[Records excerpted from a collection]

"""

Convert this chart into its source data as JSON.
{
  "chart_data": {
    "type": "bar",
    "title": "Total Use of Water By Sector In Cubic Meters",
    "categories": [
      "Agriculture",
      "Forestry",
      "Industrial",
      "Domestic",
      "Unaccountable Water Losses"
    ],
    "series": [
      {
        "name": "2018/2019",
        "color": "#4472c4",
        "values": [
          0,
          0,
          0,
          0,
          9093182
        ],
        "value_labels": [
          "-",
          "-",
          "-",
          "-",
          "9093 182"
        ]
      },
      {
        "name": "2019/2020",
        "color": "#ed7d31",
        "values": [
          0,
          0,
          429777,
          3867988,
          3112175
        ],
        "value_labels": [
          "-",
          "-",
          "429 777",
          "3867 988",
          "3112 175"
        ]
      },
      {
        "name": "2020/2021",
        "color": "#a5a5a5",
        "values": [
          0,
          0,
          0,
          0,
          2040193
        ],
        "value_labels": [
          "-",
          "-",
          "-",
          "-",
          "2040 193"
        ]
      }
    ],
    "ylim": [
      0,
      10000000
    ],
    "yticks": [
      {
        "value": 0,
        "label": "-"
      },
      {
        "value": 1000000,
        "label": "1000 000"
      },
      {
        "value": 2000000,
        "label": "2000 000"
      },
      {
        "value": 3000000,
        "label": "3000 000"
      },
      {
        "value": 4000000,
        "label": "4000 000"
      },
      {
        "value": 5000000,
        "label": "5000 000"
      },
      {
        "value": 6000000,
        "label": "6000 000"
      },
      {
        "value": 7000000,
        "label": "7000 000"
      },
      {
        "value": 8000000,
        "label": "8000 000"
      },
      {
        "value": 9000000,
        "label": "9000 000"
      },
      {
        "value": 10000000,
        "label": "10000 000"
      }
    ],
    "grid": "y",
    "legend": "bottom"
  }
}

"""

Directive »
Report only the number of lines that hold the string "color" in this listing.

Exercise result »
3